» **Data listing**
------------------------------------------------

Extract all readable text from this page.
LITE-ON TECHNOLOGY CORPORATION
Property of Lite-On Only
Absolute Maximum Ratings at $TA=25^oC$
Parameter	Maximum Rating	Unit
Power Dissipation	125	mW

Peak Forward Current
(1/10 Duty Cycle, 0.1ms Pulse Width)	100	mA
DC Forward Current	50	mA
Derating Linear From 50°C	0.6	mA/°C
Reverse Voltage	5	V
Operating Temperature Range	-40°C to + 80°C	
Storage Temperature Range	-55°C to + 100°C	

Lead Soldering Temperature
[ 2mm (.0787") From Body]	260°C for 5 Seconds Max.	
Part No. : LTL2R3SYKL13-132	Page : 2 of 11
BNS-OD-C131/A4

------------------------------------------------

» **Task details**
Each line above must be reproduced exactly as it stands.

» **Task solution**
Extract all readable text from this page.
LITE-ON TECHNOLOGY CORPORATION
Property of Lite-On Only
Absolute Maximum Ratings at $TA=25^oC$
Parameter	Maximum Rating	Unit
Power Dissipation	125	mW

Peak Forward Current
(1/10 Duty Cycle, 0.1ms Pulse Width)	100	mA
DC Forward Current	50	mA
Derating Linear From 50°C	0.6	mA/°C
Reverse Voltage	5	V
Operating Temperature Range	-40°C to + 80°C	
Storage Temperature Range	-55°C to + 100°C	

Lead Soldering Temperature
[ 2mm (.0787") From Body]	260°C for 5 Seconds Max.	
Part No. : LTL2R3SYKL13-132	Page : 2 of 11
BNS-OD-C131/A4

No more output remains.